▶ [GOAL]: From the entries that follow, gather each line holding the word "Narrow".

▶ [RECORDS FOR THE EXERCISE]:
= = = = = = =

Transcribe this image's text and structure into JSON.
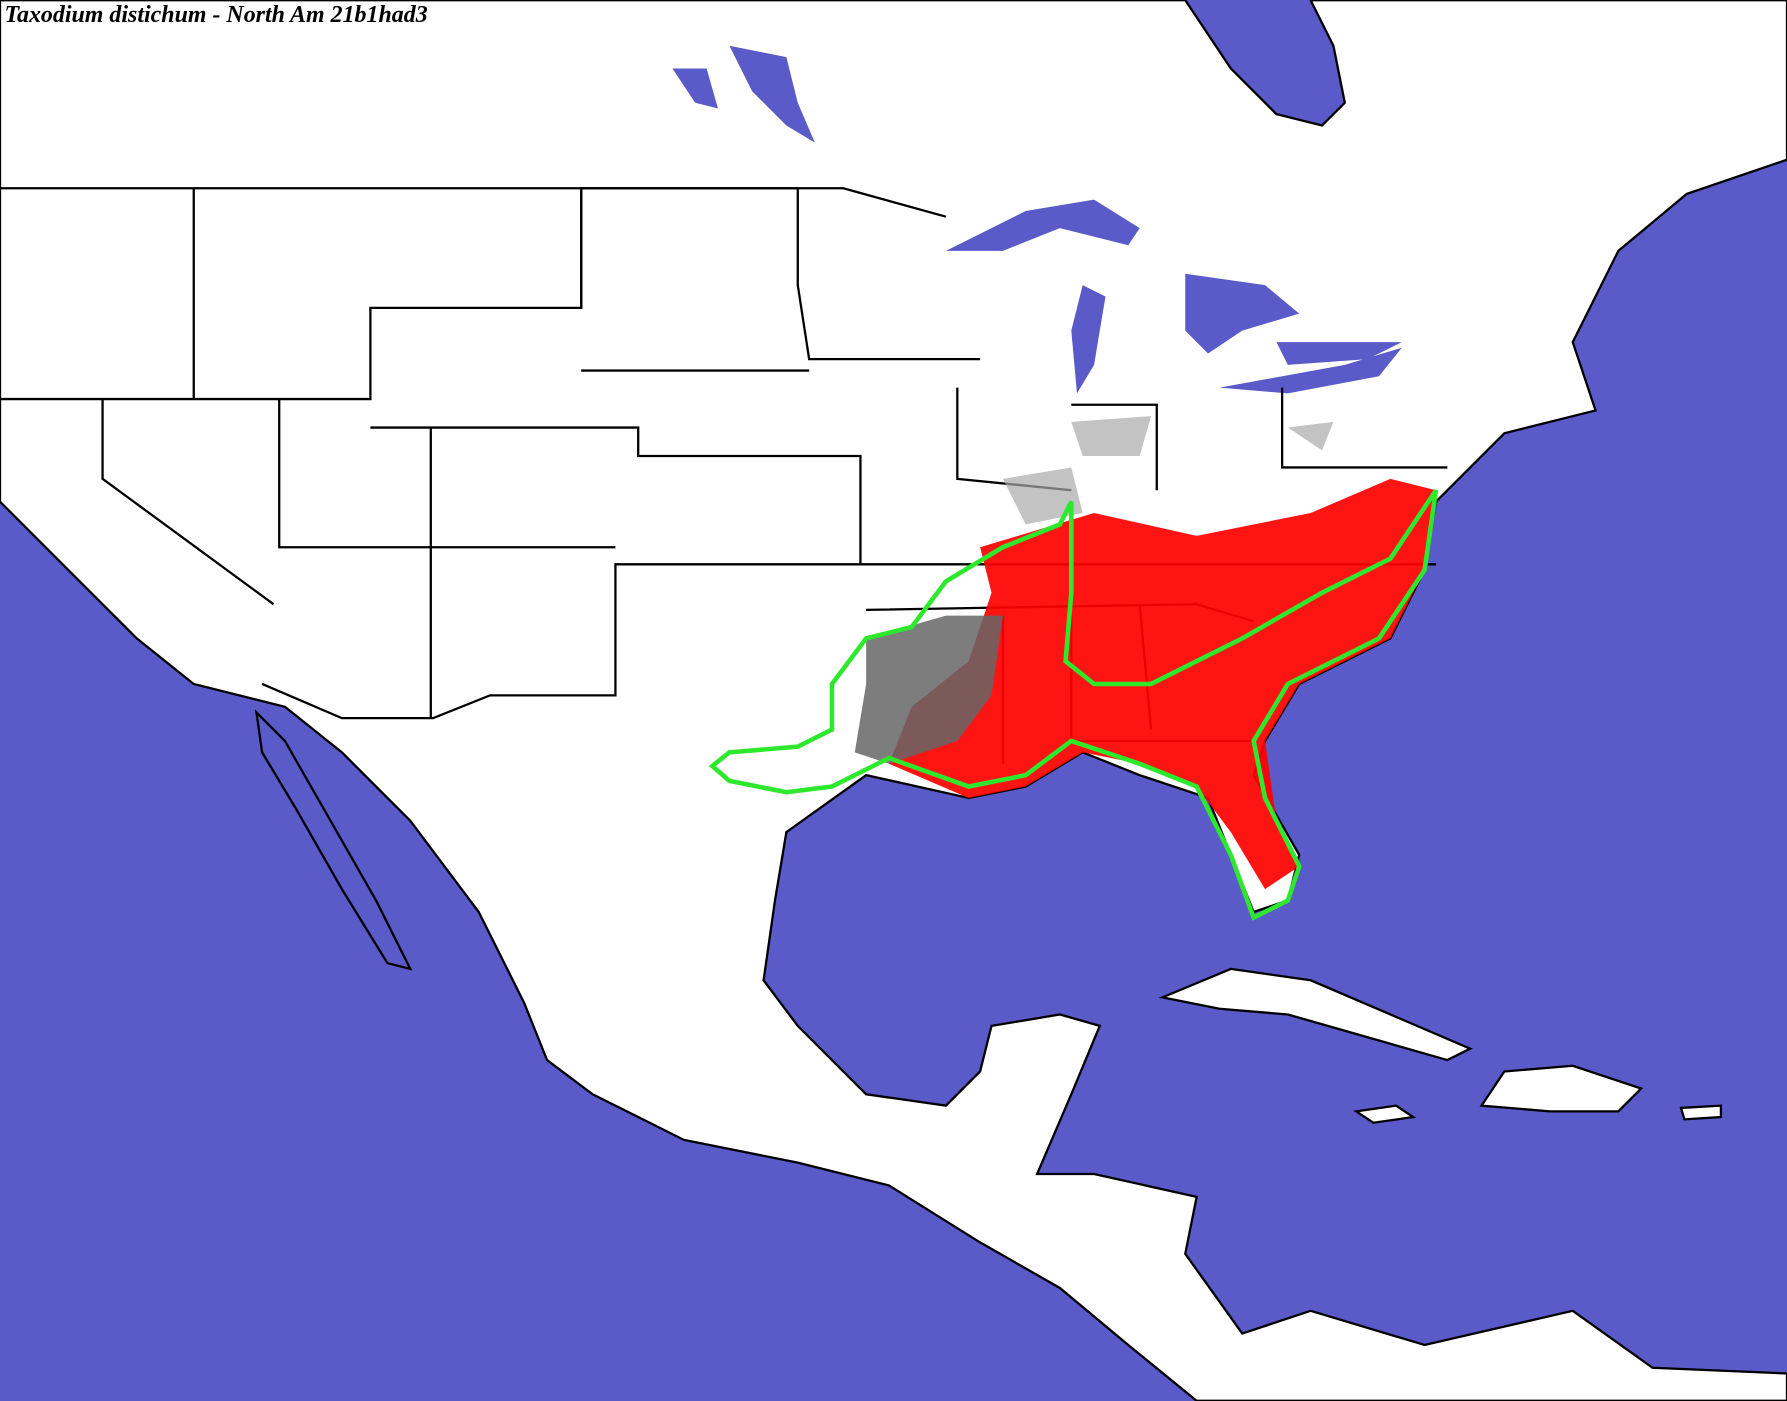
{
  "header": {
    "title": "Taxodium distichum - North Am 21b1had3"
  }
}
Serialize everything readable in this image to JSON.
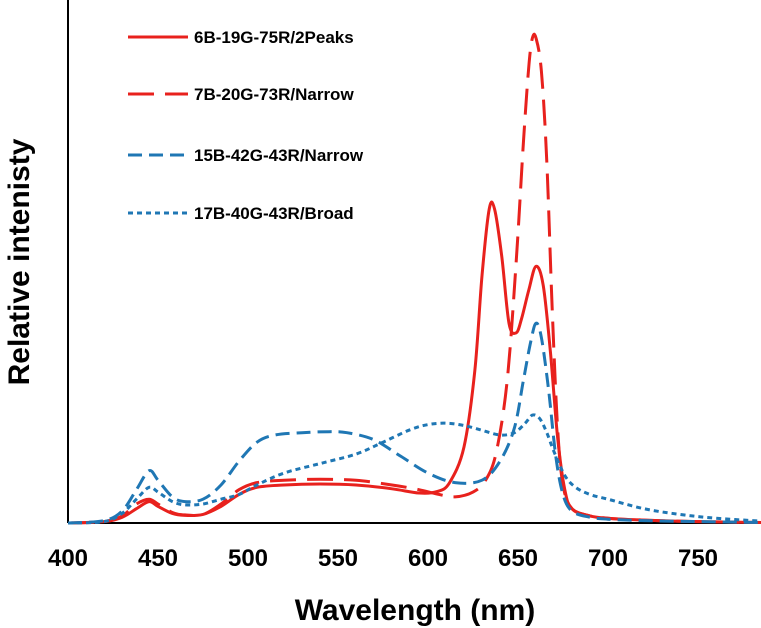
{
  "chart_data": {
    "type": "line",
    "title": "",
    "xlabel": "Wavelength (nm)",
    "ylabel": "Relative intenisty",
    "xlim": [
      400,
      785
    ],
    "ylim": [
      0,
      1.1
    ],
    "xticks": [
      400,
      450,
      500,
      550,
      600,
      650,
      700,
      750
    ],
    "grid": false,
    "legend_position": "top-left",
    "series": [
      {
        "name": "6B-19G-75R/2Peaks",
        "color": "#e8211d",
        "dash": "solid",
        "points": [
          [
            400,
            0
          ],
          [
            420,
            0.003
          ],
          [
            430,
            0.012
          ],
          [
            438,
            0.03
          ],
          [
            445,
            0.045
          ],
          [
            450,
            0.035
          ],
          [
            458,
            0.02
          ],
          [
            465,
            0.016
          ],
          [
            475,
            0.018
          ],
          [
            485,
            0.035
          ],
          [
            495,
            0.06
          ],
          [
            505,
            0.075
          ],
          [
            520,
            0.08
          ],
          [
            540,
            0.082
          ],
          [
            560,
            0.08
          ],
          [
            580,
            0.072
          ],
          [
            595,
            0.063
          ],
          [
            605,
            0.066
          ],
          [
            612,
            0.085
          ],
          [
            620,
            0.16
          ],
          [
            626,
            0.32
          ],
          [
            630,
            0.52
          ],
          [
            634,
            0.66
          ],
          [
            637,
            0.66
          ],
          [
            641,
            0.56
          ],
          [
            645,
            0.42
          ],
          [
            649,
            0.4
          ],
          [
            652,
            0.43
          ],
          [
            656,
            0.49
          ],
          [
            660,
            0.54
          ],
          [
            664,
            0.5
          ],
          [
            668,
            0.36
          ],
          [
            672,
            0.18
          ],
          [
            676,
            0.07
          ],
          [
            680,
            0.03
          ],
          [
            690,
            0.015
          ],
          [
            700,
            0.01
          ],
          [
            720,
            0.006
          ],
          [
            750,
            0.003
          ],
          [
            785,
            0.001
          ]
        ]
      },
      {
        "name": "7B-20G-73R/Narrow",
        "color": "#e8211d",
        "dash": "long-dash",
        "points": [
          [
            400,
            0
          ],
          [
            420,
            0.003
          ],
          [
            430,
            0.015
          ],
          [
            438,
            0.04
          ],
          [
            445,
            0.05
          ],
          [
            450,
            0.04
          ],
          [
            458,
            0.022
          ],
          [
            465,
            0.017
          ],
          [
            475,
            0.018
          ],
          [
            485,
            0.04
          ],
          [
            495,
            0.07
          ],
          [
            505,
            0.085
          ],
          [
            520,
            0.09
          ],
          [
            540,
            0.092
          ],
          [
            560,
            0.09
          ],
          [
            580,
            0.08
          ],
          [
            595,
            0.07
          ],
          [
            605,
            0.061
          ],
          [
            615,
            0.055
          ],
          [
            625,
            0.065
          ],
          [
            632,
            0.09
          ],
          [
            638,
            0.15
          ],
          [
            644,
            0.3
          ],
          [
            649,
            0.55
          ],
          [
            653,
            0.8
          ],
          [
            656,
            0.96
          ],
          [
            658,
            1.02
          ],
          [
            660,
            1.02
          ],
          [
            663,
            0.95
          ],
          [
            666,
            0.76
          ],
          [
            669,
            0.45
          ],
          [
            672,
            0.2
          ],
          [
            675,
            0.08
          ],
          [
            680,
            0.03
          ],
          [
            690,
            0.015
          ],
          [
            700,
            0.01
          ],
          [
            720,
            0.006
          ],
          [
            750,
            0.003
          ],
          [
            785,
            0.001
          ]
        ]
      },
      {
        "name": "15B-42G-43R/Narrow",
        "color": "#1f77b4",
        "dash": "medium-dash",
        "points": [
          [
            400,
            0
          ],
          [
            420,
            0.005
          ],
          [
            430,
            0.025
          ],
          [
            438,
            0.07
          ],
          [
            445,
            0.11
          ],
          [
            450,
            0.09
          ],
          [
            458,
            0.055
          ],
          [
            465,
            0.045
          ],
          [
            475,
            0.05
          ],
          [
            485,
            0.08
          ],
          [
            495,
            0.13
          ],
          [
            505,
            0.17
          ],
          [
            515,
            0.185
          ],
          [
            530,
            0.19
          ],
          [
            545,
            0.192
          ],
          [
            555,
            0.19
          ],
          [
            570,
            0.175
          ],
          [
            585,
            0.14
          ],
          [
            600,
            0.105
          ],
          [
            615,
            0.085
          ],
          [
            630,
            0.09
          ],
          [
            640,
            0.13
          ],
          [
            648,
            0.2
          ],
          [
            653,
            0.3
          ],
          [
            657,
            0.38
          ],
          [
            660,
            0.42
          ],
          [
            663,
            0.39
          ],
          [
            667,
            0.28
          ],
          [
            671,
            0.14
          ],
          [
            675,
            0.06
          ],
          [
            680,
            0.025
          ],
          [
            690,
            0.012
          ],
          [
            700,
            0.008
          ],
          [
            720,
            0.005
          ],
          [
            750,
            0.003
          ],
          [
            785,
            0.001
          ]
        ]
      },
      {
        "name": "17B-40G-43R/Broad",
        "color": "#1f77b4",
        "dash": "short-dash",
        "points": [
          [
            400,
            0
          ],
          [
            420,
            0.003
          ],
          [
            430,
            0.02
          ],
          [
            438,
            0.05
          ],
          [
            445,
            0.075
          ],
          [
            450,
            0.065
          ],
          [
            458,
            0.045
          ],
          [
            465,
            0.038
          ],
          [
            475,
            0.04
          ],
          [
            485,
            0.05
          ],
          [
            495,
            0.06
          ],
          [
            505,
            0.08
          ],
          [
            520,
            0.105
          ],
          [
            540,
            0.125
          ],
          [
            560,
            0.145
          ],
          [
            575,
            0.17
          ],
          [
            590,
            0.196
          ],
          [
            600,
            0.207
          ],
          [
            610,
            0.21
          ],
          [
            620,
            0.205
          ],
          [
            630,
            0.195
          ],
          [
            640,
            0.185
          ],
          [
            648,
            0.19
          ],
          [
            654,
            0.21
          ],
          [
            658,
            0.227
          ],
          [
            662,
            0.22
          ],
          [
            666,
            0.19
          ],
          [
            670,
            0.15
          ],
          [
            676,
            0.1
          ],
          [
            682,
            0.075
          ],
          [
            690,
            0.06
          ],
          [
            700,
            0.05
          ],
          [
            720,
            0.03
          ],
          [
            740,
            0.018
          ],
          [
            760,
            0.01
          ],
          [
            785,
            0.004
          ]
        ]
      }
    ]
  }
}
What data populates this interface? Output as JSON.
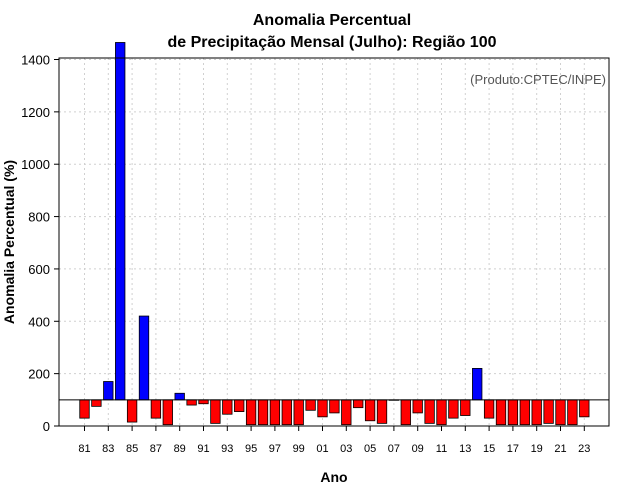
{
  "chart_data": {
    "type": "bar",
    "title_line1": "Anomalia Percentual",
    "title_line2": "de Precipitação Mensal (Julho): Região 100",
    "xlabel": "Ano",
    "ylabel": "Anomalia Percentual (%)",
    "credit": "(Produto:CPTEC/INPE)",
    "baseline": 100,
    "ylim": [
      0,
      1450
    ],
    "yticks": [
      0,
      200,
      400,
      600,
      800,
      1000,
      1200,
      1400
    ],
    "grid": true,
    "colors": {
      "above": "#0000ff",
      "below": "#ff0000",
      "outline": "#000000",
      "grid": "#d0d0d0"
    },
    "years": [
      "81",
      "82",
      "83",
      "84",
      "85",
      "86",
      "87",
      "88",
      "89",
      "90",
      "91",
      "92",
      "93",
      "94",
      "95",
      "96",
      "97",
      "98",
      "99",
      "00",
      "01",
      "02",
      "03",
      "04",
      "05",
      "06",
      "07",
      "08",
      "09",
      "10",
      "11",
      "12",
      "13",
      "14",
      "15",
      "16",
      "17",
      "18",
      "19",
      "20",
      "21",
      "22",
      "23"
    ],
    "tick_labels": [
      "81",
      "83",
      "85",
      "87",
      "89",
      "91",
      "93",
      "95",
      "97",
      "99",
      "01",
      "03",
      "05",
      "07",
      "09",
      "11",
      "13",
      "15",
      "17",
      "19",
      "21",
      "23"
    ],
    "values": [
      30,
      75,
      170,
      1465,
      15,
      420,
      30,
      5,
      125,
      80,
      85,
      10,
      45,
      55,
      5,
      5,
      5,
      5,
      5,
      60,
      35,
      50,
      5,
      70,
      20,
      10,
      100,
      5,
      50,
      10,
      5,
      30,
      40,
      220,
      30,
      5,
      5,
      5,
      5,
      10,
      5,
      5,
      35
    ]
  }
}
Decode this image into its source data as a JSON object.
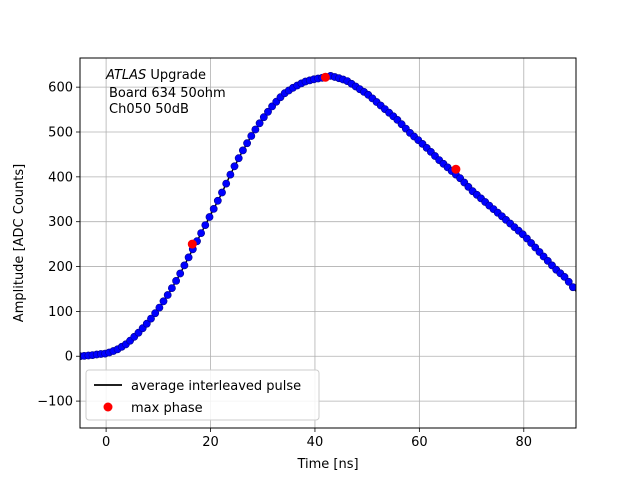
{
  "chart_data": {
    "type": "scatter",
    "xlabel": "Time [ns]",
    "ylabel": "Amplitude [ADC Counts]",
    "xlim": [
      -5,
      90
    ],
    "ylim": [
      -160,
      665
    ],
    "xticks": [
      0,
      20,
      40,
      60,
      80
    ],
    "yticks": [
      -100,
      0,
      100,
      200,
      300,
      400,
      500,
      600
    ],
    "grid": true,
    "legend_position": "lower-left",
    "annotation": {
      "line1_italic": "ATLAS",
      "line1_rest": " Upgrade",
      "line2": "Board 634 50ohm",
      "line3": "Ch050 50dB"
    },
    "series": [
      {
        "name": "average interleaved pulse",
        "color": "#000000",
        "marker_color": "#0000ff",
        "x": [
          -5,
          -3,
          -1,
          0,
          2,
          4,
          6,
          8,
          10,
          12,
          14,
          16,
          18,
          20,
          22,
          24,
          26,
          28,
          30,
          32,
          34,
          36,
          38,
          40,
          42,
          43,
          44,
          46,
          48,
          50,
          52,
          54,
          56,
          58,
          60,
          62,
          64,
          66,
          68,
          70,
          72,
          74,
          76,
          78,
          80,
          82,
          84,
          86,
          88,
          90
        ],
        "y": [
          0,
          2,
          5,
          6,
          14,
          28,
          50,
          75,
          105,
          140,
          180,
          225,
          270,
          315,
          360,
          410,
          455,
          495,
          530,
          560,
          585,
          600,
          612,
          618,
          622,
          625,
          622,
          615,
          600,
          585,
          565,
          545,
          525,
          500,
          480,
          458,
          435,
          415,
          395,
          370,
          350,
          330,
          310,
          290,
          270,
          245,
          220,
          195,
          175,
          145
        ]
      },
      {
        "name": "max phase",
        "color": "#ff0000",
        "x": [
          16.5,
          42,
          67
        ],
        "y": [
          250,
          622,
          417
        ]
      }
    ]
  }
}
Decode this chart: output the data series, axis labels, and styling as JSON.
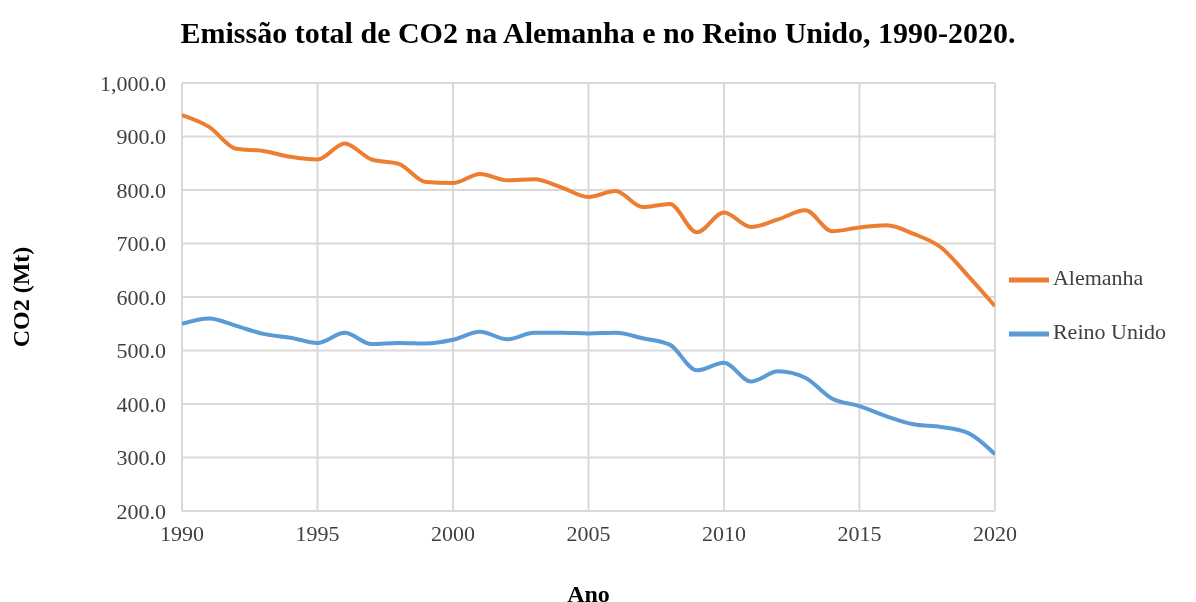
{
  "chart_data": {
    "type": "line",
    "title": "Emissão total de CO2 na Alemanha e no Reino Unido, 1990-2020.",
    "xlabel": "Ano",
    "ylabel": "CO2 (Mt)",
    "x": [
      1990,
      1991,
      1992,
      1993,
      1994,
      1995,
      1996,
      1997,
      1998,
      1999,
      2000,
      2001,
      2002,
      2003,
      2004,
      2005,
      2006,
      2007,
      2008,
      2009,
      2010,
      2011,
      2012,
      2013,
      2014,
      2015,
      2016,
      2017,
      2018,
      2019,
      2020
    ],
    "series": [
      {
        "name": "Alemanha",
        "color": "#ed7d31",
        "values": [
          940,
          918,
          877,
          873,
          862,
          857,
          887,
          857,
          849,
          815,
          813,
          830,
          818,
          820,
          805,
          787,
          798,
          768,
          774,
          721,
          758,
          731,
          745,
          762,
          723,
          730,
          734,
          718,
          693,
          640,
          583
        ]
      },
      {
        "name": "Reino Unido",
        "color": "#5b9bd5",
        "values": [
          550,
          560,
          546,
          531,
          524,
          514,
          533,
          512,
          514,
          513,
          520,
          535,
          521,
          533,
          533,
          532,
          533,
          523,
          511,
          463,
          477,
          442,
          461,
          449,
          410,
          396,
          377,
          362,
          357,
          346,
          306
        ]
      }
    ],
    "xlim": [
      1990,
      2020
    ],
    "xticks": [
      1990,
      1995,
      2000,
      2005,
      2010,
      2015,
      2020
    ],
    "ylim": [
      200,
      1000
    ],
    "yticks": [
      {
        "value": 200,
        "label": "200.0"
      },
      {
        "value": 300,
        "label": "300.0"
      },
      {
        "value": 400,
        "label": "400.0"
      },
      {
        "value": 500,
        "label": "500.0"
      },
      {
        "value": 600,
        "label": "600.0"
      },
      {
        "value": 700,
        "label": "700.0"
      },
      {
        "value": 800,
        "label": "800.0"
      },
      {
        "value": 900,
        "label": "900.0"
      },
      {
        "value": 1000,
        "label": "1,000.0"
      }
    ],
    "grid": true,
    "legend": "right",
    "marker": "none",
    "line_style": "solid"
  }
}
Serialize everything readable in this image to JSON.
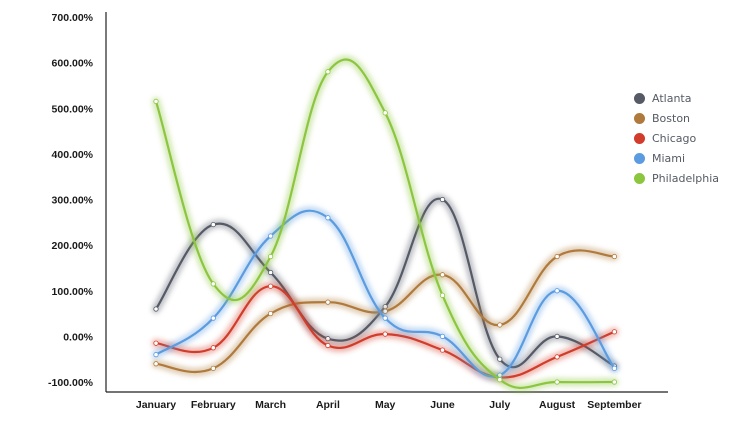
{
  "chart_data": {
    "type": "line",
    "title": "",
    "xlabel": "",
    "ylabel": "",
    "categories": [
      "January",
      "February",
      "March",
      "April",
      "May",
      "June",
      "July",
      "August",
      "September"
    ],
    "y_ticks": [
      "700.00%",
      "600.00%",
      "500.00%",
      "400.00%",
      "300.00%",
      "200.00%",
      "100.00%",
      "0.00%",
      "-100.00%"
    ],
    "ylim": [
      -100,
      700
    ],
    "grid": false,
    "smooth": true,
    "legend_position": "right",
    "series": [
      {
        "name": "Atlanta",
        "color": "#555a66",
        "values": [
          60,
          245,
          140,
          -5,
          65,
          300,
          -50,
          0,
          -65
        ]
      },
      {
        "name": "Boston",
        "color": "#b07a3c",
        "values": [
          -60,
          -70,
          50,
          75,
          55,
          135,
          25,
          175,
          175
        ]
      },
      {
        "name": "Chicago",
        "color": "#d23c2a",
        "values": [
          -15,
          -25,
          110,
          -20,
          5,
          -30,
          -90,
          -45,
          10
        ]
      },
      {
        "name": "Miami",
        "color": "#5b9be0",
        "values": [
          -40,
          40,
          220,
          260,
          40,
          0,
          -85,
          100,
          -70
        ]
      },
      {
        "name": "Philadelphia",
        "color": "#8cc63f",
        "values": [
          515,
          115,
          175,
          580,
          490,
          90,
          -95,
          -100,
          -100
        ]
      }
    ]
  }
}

= = = = = = =

▶ [SOLUTION TO THIS TASK]:
        "name": "7B-20G-73R/Narrow",
        "name": "15B-42G-43R/Narrow",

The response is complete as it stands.